## BEGIN Document text

The Needle’s 2013 German Federal Elections Roundup
It’s time to vote in Germany this weekend and you might have been wondering what issues are on the plate for Europe’s largest economy. Plenty of ex-pats here are wondering too, because Germany really does feel like it’s on valium at election time. Let’s take a look at what’s important this time around and keep awake while doing it.
The Sleepy Election
Let’s first dwell on this somnambulance… I wonder whether sedatives haven’t been pumped into the U-Bahn stations, or whether a numbing gas is floating through the radiators this chilly September. When I read my copy of the Süddeutsche Zeitung today, I have to search around for election news on the front page. What’s wrong with this country?
Hmmm… in the newspaper there’s something about the election after all! Family politics: whether parents who don’t send their kids to kindergarden should get a state subsidy (only the CDU says yes). How scintillating! But otherwise, the front-page news is occupied with the big issue of Syria (did German companies sell the Syrians chemicals?) and the release of an Iranian human rights activist. It’s probably just the time difference, but I have to turn to the New York Times to read about new polls that show that the ruling right-wing CDU (Christian democrats) has only a narrow lead (with 38%-40% of the vote) and may have trouble forming a coalition (their partners, the FDP, only have about 6%). Why is it all so sedate, given that, when everyone’s finished voting, things might get exciting indeed?

## END Document text

▸ **Written task 1**: From the entries, return verbatim the lines from the one containing "For every button, label, input, icon, or" through the one containing "text-run: A database is a", including both of those lines.
The entries after this election roundup have nothing to do with it.

## BEGIN Material for this task

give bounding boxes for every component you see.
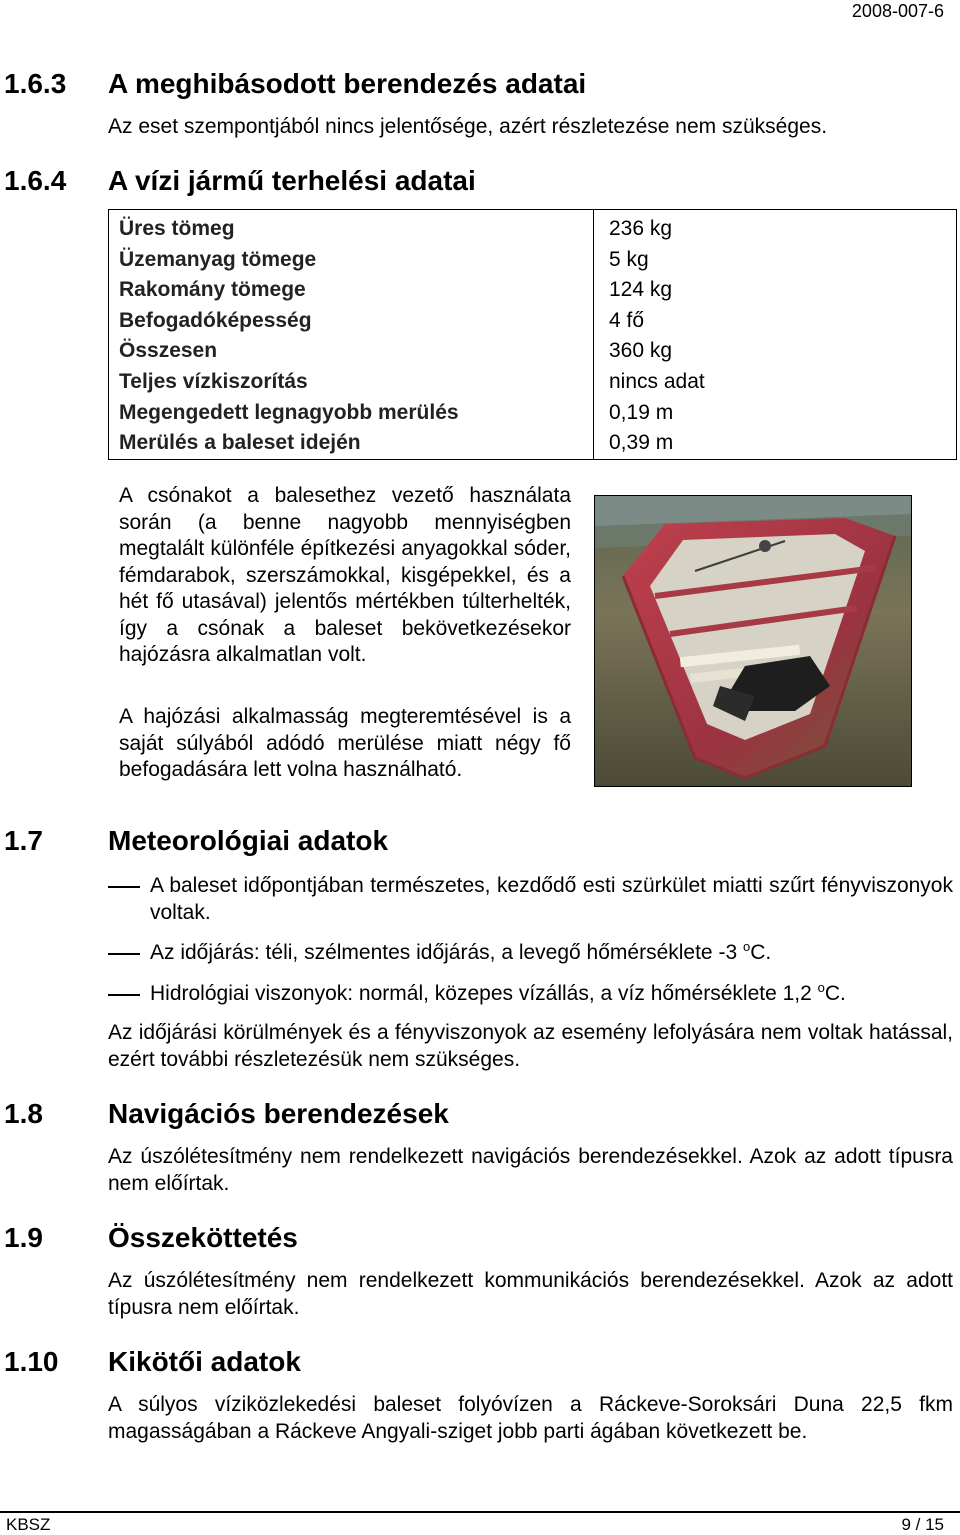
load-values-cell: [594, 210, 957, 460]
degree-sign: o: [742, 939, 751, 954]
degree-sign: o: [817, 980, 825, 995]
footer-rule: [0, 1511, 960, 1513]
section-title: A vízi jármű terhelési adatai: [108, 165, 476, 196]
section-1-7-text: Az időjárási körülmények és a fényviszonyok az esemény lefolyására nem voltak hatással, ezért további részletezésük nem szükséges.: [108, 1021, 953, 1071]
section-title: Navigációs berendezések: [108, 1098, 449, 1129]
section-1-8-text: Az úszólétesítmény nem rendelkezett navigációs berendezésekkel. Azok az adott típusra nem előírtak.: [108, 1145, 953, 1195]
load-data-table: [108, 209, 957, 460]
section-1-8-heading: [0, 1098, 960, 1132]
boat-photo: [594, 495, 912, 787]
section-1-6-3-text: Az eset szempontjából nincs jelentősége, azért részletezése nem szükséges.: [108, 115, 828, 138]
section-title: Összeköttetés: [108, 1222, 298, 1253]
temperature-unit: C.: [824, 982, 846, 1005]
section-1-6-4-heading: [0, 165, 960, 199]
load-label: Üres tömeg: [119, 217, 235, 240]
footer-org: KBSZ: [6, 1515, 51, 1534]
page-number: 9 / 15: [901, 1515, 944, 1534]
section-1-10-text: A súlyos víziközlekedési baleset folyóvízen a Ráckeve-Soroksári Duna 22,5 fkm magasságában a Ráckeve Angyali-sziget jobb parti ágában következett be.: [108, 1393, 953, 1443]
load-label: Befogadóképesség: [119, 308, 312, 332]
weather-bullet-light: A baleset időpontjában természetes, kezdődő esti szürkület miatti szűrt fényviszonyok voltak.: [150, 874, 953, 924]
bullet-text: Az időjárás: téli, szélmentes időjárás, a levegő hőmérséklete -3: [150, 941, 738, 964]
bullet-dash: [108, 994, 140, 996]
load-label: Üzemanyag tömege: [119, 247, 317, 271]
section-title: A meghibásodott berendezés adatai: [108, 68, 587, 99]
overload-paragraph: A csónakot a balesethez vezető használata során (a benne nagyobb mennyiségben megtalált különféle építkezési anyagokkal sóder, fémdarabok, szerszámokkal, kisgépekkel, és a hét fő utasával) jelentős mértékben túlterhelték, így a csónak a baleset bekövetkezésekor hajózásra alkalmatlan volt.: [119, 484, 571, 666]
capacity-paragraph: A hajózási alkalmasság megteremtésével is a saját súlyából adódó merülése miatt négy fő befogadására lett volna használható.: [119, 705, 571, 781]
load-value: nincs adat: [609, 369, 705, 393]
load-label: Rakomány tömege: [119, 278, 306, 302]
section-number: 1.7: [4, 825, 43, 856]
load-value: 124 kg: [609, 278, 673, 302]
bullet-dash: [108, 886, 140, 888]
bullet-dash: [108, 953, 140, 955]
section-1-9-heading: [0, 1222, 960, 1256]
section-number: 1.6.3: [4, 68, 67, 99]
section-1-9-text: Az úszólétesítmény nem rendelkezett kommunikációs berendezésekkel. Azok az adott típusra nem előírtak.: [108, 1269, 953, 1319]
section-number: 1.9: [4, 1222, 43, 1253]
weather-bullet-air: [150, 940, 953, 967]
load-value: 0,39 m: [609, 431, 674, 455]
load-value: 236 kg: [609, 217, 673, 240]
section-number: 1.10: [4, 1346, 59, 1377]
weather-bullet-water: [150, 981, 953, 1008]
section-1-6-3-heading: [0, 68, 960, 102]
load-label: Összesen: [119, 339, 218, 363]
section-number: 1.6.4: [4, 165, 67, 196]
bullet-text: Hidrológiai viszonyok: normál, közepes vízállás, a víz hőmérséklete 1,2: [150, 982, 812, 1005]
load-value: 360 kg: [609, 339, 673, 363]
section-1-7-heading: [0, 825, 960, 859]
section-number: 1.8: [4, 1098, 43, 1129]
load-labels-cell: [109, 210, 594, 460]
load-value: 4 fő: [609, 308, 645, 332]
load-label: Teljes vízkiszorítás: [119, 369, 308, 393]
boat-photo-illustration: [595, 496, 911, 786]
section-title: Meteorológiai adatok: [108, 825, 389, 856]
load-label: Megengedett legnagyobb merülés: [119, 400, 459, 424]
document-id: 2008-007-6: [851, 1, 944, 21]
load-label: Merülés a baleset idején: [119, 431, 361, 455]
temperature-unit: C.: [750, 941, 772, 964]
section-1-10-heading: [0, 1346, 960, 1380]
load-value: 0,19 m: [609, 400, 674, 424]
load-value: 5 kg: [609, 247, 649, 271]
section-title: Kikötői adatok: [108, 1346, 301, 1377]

## END Material for this task
## BEGIN Material for this task

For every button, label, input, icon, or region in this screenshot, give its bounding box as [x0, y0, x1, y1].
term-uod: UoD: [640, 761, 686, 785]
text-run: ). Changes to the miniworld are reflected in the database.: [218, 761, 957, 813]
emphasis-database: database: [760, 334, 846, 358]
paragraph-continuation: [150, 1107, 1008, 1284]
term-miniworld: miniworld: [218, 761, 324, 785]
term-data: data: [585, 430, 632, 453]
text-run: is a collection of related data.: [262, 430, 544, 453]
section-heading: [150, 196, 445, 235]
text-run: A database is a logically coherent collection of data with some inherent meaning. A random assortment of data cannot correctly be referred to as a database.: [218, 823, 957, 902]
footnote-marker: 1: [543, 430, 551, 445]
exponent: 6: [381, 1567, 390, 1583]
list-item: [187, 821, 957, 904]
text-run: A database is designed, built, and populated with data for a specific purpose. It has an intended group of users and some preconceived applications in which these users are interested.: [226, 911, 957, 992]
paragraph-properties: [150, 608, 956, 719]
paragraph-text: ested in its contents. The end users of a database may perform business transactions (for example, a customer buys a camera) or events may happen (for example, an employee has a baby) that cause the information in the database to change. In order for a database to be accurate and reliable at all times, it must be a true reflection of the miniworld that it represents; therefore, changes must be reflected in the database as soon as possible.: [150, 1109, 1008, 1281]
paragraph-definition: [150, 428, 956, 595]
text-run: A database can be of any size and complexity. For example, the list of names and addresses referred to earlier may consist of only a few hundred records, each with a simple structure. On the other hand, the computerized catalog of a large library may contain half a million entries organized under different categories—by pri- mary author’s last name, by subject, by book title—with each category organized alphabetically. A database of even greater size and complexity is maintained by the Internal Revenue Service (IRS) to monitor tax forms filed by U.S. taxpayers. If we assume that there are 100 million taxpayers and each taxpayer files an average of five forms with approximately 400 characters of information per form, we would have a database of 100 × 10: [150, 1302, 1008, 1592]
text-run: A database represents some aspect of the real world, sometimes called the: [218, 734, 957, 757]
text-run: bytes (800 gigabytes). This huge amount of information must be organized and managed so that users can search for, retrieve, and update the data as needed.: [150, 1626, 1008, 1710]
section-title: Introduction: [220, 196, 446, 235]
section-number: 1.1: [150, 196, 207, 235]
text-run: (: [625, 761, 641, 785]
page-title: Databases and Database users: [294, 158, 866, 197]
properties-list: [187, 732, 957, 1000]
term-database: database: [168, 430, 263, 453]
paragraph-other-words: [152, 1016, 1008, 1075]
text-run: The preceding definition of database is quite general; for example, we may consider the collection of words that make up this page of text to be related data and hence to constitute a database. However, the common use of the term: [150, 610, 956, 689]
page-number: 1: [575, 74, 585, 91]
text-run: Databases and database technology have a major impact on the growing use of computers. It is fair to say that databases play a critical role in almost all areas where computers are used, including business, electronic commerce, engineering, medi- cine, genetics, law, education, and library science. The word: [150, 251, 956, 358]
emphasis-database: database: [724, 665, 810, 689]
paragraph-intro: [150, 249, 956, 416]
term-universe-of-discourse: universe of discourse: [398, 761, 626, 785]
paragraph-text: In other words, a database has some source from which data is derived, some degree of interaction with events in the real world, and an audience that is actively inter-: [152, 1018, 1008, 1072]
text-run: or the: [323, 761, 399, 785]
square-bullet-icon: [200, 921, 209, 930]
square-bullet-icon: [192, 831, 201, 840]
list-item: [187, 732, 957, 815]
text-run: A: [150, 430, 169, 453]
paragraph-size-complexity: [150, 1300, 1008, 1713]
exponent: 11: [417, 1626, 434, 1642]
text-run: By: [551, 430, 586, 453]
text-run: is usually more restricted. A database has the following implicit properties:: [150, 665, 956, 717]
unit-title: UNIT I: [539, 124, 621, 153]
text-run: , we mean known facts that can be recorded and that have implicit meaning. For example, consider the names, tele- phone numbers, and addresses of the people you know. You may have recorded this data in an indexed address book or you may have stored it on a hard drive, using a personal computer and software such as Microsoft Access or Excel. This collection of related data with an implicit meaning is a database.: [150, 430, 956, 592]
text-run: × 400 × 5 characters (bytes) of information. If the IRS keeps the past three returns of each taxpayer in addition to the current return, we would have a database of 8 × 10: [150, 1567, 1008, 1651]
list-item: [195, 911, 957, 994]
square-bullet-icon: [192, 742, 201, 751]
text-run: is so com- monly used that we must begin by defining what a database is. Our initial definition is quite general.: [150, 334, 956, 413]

## END Material for this task

▸ **Written task 2**: In the election roundup, what share of the vote do the new polls reported in the New York Times give the CDU?

▸ **Written reply 1**:
For every button, label, input, icon, or region in this screenshot, give its bounding box as [x0, y0, x1, y1].
term-uod: UoD: [640, 761, 686, 785]
text-run: ). Changes to the miniworld are reflected in the database.: [218, 761, 957, 813]
emphasis-database: database: [760, 334, 846, 358]
paragraph-continuation: [150, 1107, 1008, 1284]
term-miniworld: miniworld: [218, 761, 324, 785]
term-data: data: [585, 430, 632, 453]
text-run: is a collection of related data.: [262, 430, 544, 453]
section-heading: [150, 196, 445, 235]
text-run: A database is a logically coherent collection of data with some inherent meaning. A random assortment of data cannot correctly be referred to as a database.: [218, 823, 957, 902]

▸ **Written reply 2**: Between 38% and 40%.